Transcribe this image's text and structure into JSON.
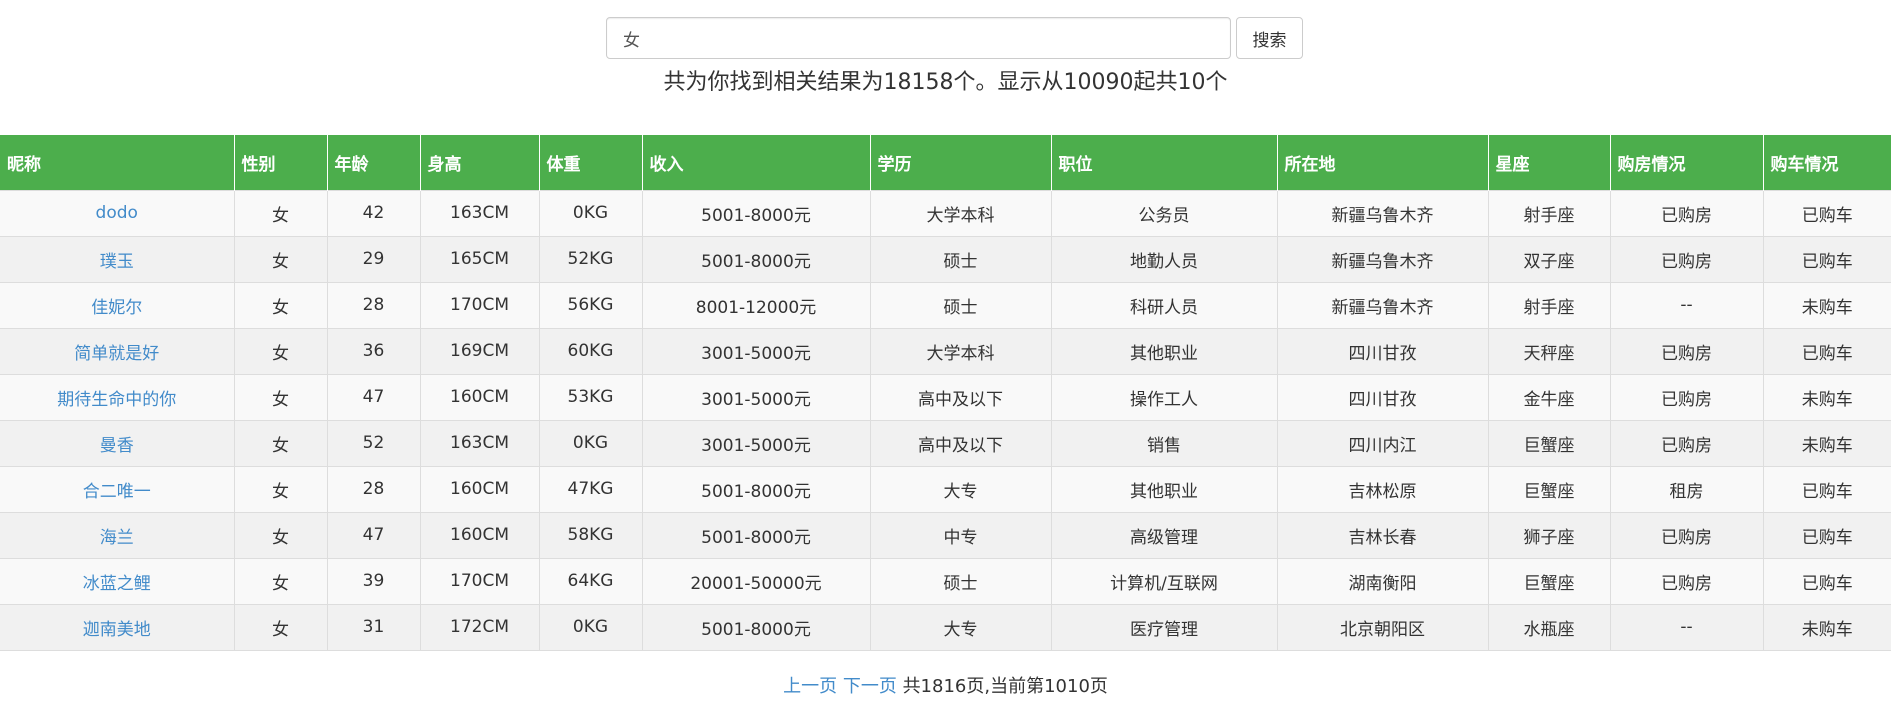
{
  "search": {
    "value": "女",
    "placeholder": "",
    "button_label": "搜索"
  },
  "summary": "共为你找到相关结果为18158个。显示从10090起共10个",
  "table": {
    "columns": [
      "昵称",
      "性别",
      "年龄",
      "身高",
      "体重",
      "收入",
      "学历",
      "职位",
      "所在地",
      "星座",
      "购房情况",
      "购车情况"
    ],
    "rows": [
      [
        "dodo",
        "女",
        "42",
        "163CM",
        "0KG",
        "5001-8000元",
        "大学本科",
        "公务员",
        "新疆乌鲁木齐",
        "射手座",
        "已购房",
        "已购车"
      ],
      [
        "璞玉",
        "女",
        "29",
        "165CM",
        "52KG",
        "5001-8000元",
        "硕士",
        "地勤人员",
        "新疆乌鲁木齐",
        "双子座",
        "已购房",
        "已购车"
      ],
      [
        "佳妮尔",
        "女",
        "28",
        "170CM",
        "56KG",
        "8001-12000元",
        "硕士",
        "科研人员",
        "新疆乌鲁木齐",
        "射手座",
        "--",
        "未购车"
      ],
      [
        "简单就是好",
        "女",
        "36",
        "169CM",
        "60KG",
        "3001-5000元",
        "大学本科",
        "其他职业",
        "四川甘孜",
        "天秤座",
        "已购房",
        "已购车"
      ],
      [
        "期待生命中的你",
        "女",
        "47",
        "160CM",
        "53KG",
        "3001-5000元",
        "高中及以下",
        "操作工人",
        "四川甘孜",
        "金牛座",
        "已购房",
        "未购车"
      ],
      [
        "曼香",
        "女",
        "52",
        "163CM",
        "0KG",
        "3001-5000元",
        "高中及以下",
        "销售",
        "四川内江",
        "巨蟹座",
        "已购房",
        "未购车"
      ],
      [
        "合二唯一",
        "女",
        "28",
        "160CM",
        "47KG",
        "5001-8000元",
        "大专",
        "其他职业",
        "吉林松原",
        "巨蟹座",
        "租房",
        "已购车"
      ],
      [
        "海兰",
        "女",
        "47",
        "160CM",
        "58KG",
        "5001-8000元",
        "中专",
        "高级管理",
        "吉林长春",
        "狮子座",
        "已购房",
        "已购车"
      ],
      [
        "冰蓝之鲤",
        "女",
        "39",
        "170CM",
        "64KG",
        "20001-50000元",
        "硕士",
        "计算机/互联网",
        "湖南衡阳",
        "巨蟹座",
        "已购房",
        "已购车"
      ],
      [
        "迦南美地",
        "女",
        "31",
        "172CM",
        "0KG",
        "5001-8000元",
        "大专",
        "医疗管理",
        "北京朝阳区",
        "水瓶座",
        "--",
        "未购车"
      ]
    ]
  },
  "pager": {
    "prev_label": "上一页",
    "next_label": "下一页",
    "info": "共1816页,当前第1010页"
  },
  "colors": {
    "header_bg": "#4cae4c",
    "link": "#428bca",
    "row_odd": "#f9f9f9",
    "row_even": "#f1f1f1"
  }
}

INSTRUCTIONS FOR THE TASK.
Make an exact copy of every record, pictures excluded.

TASK RESULT.
Transcribe this image's text and structure into JSON.
{
  "search": {
    "value": "女",
    "placeholder": "",
    "button_label": "搜索"
  },
  "summary": "共为你找到相关结果为18158个。显示从10090起共10个",
  "table": {
    "columns": [
      "昵称",
      "性别",
      "年龄",
      "身高",
      "体重",
      "收入",
      "学历",
      "职位",
      "所在地",
      "星座",
      "购房情况",
      "购车情况"
    ],
    "rows": [
      [
        "dodo",
        "女",
        "42",
        "163CM",
        "0KG",
        "5001-8000元",
        "大学本科",
        "公务员",
        "新疆乌鲁木齐",
        "射手座",
        "已购房",
        "已购车"
      ],
      [
        "璞玉",
        "女",
        "29",
        "165CM",
        "52KG",
        "5001-8000元",
        "硕士",
        "地勤人员",
        "新疆乌鲁木齐",
        "双子座",
        "已购房",
        "已购车"
      ],
      [
        "佳妮尔",
        "女",
        "28",
        "170CM",
        "56KG",
        "8001-12000元",
        "硕士",
        "科研人员",
        "新疆乌鲁木齐",
        "射手座",
        "--",
        "未购车"
      ],
      [
        "简单就是好",
        "女",
        "36",
        "169CM",
        "60KG",
        "3001-5000元",
        "大学本科",
        "其他职业",
        "四川甘孜",
        "天秤座",
        "已购房",
        "已购车"
      ],
      [
        "期待生命中的你",
        "女",
        "47",
        "160CM",
        "53KG",
        "3001-5000元",
        "高中及以下",
        "操作工人",
        "四川甘孜",
        "金牛座",
        "已购房",
        "未购车"
      ],
      [
        "曼香",
        "女",
        "52",
        "163CM",
        "0KG",
        "3001-5000元",
        "高中及以下",
        "销售",
        "四川内江",
        "巨蟹座",
        "已购房",
        "未购车"
      ],
      [
        "合二唯一",
        "女",
        "28",
        "160CM",
        "47KG",
        "5001-8000元",
        "大专",
        "其他职业",
        "吉林松原",
        "巨蟹座",
        "租房",
        "已购车"
      ],
      [
        "海兰",
        "女",
        "47",
        "160CM",
        "58KG",
        "5001-8000元",
        "中专",
        "高级管理",
        "吉林长春",
        "狮子座",
        "已购房",
        "已购车"
      ],
      [
        "冰蓝之鲤",
        "女",
        "39",
        "170CM",
        "64KG",
        "20001-50000元",
        "硕士",
        "计算机/互联网",
        "湖南衡阳",
        "巨蟹座",
        "已购房",
        "已购车"
      ],
      [
        "迦南美地",
        "女",
        "31",
        "172CM",
        "0KG",
        "5001-8000元",
        "大专",
        "医疗管理",
        "北京朝阳区",
        "水瓶座",
        "--",
        "未购车"
      ]
    ]
  },
  "pager": {
    "prev_label": "上一页",
    "next_label": "下一页",
    "info": "共1816页,当前第1010页"
  },
  "colors": {
    "header_bg": "#4cae4c",
    "link": "#428bca",
    "row_odd": "#f9f9f9",
    "row_even": "#f1f1f1"
  }
}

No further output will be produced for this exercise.